Data listing
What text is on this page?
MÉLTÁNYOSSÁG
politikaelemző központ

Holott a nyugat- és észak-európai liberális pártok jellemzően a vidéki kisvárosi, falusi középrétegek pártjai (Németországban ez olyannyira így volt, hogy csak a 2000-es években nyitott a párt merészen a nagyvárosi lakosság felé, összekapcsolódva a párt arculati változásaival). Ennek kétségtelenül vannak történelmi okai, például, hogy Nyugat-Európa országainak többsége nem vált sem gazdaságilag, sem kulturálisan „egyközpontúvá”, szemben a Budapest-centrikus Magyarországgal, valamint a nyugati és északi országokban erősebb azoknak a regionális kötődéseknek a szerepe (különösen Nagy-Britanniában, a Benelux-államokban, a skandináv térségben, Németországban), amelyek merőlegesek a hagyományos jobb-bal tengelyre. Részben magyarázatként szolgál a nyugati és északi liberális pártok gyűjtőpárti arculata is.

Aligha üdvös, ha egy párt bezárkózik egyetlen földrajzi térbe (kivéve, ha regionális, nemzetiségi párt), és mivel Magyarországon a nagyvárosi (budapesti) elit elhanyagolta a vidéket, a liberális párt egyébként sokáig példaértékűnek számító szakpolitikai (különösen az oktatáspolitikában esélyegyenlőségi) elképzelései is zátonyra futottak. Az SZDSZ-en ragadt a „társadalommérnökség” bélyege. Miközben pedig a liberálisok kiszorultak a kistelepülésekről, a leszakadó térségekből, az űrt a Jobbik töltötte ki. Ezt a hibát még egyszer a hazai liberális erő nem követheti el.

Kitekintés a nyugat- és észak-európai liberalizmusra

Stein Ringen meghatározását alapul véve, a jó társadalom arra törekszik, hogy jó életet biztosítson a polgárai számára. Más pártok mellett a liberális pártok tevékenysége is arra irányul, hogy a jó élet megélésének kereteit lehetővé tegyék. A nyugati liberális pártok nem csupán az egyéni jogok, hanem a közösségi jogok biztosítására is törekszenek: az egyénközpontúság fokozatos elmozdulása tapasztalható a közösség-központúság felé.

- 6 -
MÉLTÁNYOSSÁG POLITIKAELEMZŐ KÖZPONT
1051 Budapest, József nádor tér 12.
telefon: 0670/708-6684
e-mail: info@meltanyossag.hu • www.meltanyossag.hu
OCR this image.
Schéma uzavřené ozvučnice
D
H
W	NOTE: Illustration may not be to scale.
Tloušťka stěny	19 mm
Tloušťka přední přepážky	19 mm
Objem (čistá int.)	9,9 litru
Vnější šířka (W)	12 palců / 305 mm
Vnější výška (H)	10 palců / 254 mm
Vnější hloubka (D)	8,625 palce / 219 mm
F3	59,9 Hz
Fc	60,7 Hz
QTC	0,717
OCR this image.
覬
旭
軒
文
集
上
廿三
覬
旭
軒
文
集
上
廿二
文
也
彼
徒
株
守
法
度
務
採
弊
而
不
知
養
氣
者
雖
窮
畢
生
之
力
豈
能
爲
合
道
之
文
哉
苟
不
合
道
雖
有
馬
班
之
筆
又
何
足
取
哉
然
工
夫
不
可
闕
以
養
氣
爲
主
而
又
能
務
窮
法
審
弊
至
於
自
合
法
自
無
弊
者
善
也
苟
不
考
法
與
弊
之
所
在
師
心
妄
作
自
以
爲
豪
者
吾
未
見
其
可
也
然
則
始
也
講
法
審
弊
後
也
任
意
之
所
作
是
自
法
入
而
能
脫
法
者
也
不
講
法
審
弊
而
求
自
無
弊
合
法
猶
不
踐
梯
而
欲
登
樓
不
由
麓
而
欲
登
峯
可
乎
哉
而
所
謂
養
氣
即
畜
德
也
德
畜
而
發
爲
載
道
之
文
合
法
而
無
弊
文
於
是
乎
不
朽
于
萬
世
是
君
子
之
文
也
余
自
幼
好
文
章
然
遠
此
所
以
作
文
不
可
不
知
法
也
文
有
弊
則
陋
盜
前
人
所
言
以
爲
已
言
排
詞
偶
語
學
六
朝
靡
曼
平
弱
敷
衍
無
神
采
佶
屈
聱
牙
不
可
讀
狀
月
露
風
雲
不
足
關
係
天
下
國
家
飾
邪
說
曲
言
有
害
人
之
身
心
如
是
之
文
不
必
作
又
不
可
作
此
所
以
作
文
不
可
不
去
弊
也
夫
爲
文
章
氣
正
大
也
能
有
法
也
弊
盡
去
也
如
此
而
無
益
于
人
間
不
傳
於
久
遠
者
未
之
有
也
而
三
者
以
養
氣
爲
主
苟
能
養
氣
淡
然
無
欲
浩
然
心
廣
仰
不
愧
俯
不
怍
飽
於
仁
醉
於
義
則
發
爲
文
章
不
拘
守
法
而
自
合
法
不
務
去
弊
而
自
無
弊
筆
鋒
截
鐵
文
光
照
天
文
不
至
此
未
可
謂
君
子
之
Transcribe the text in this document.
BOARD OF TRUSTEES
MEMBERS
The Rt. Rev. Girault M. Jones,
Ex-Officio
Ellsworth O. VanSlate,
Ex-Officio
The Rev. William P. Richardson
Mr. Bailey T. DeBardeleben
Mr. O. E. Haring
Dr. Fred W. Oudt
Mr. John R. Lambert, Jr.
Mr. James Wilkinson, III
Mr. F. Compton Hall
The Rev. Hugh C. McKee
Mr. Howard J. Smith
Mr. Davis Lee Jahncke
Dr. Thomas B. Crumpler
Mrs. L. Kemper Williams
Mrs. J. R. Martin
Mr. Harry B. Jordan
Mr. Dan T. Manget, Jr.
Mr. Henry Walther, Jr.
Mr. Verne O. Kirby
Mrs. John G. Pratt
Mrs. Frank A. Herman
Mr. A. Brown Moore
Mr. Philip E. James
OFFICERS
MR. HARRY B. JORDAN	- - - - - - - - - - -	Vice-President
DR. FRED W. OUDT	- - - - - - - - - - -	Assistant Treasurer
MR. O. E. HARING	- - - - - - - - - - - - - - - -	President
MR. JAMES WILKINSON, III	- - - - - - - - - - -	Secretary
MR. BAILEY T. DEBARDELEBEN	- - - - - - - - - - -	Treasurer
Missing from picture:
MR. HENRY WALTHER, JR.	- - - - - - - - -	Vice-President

(Task requirements):
Each line above must be printed exactly as it appears.

(Reply to the exercise):
What text is on this page?
MÉLTÁNYOSSÁG
politikaelemző központ

Holott a nyugat- és észak-európai liberális pártok jellemzően a vidéki kisvárosi, falusi középrétegek pártjai (Németországban ez olyannyira így volt, hogy csak a 2000-es években nyitott a párt merészen a nagyvárosi lakosság felé, összekapcsolódva a párt arculati változásaival). Ennek kétségtelenül vannak történelmi okai, például, hogy Nyugat-Európa országainak többsége nem vált sem gazdaságilag, sem kulturálisan „egyközpontúvá”, szemben a Budapest-centrikus Magyarországgal, valamint a nyugati és északi országokban erősebb azoknak a regionális kötődéseknek a szerepe (különösen Nagy-Britanniában, a Benelux-államokban, a skandináv térségben, Németországban), amelyek merőlegesek a hagyományos jobb-bal tengelyre. Részben magyarázatként szolgál a nyugati és északi liberális pártok gyűjtőpárti arculata is.

Aligha üdvös, ha egy párt bezárkózik egyetlen földrajzi térbe (kivéve, ha regionális, nemzetiségi párt), és mivel Magyarországon a nagyvárosi (budapesti) elit elhanyagolta a vidéket, a liberális párt egyébként sokáig példaértékűnek számító szakpolitikai (különösen az oktatáspolitikában esélyegyenlőségi) elképzelései is zátonyra futottak. Az SZDSZ-en ragadt a „társadalommérnökség” bélyege. Miközben pedig a liberálisok kiszorultak a kistelepülésekről, a leszakadó térségekből, az űrt a Jobbik töltötte ki. Ezt a hibát még egyszer a hazai liberális erő nem követheti el.

Kitekintés a nyugat- és észak-európai liberalizmusra

Stein Ringen meghatározását alapul véve, a jó társadalom arra törekszik, hogy jó életet biztosítson a polgárai számára. Más pártok mellett a liberális pártok tevékenysége is arra irányul, hogy a jó élet megélésének kereteit lehetővé tegyék. A nyugati liberális pártok nem csupán az egyéni jogok, hanem a közösségi jogok biztosítására is törekszenek: az egyénközpontúság fokozatos elmozdulása tapasztalható a közösség-központúság felé.

- 6 -
MÉLTÁNYOSSÁG POLITIKAELEMZŐ KÖZPONT
1051 Budapest, József nádor tér 12.
telefon: 0670/708-6684
e-mail: info@meltanyossag.hu • www.meltanyossag.hu
OCR this image.
Schéma uzavřené ozvučnice
D
H
W	NOTE: Illustration may not be to scale.
Tloušťka stěny	19 mm
Tloušťka přední přepážky	19 mm
Objem (čistá int.)	9,9 litru
Vnější šířka (W)	12 palců / 305 mm
Vnější výška (H)	10 palců / 254 mm
Vnější hloubka (D)	8,625 palce / 219 mm
F3	59,9 Hz
Fc	60,7 Hz
QTC	0,717
OCR this image.
覬
旭
軒
文
集
上
廿三
覬
旭
軒
文
集
上
廿二
文
也
彼
徒
株
守
法
度
務
採
弊
而
不
知
養
氣
者
雖
窮
畢
生
之
力
豈
能
爲
合
道
之
文
哉
苟
不
合
道
雖
有
馬
班
之
筆
又
何
足
取
哉
然
工
夫
不
可
闕
以
養
氣
爲
主
而
又
能
務
窮
法
審
弊
至
於
自
合
法
自
無
弊
者
善
也
苟
不
考
法
與
弊
之
所
在
師
心
妄
作
自
以
爲
豪
者
吾
未
見
其
可
也
然
則
始
也
講
法
審
弊
後
也
任
意
之
所
作
是
自
法
入
而
能
脫
法
者
也
不
講
法
審
弊
而
求
自
無
弊
合
法
猶
不
踐
梯
而
欲
登
樓
不
由
麓
而
欲
登
峯
可
乎
哉
而
所
謂
養
氣
即
畜
德
也
德
畜
而
發
爲
載
道
之
文
合
法
而
無
弊
文
於
是
乎
不
朽
于
萬
世
是
君
子
之
文
也
余
自
幼
好
文
章
然
遠
此
所
以
作
文
不
可
不
知
法
也
文
有
弊
則
陋
盜
前
人
所
言
以
爲
已
言
排
詞
偶
語
學
六
朝
靡
曼
平
弱
敷
衍
無
神
采
佶
屈
聱
牙
不
可
讀
狀
月
露
風
雲
不
足
關
係
天
下
國
家
飾
邪
說
曲
言
有
害
人
之
身
心
如
是
之
文
不
必
作
又
不
可
作
此
所
以
作
文
不
可
不
去
弊
也
夫
爲
文
章
氣
正
大
也
能
有
法
也
弊
盡
去
也
如
此
而
無
益
于
人
間
不
傳
於
久
遠
者
未
之
有
也
而
三
者
以
養
氣
爲
主
苟
能
養
氣
淡
然
無
欲
浩
然
心
廣
仰
不
愧
俯
不
怍
飽
於
仁
醉
於
義
則
發
爲
文
章
不
拘
守
法
而
自
合
法
不
務
去
弊
而
自
無
弊
筆
鋒
截
鐵
文
光
照
天
文
不
至
此
未
可
謂
君
子
之
Transcribe the text in this document.
BOARD OF TRUSTEES
MEMBERS
The Rt. Rev. Girault M. Jones,
Ex-Officio
Ellsworth O. VanSlate,
Ex-Officio
The Rev. William P. Richardson
Mr. Bailey T. DeBardeleben
Mr. O. E. Haring
Dr. Fred W. Oudt
Mr. John R. Lambert, Jr.
Mr. James Wilkinson, III
Mr. F. Compton Hall
The Rev. Hugh C. McKee
Mr. Howard J. Smith
Mr. Davis Lee Jahncke
Dr. Thomas B. Crumpler
Mrs. L. Kemper Williams
Mrs. J. R. Martin
Mr. Harry B. Jordan
Mr. Dan T. Manget, Jr.
Mr. Henry Walther, Jr.
Mr. Verne O. Kirby
Mrs. John G. Pratt
Mrs. Frank A. Herman
Mr. A. Brown Moore
Mr. Philip E. James
OFFICERS
MR. HARRY B. JORDAN	- - - - - - - - - - -	Vice-President
DR. FRED W. OUDT	- - - - - - - - - - -	Assistant Treasurer
MR. O. E. HARING	- - - - - - - - - - - - - - - -	President
MR. JAMES WILKINSON, III	- - - - - - - - - - -	Secretary
MR. BAILEY T. DEBARDELEBEN	- - - - - - - - - - -	Treasurer
Missing from picture:
MR. HENRY WALTHER, JR.	- - - - - - - - -	Vice-President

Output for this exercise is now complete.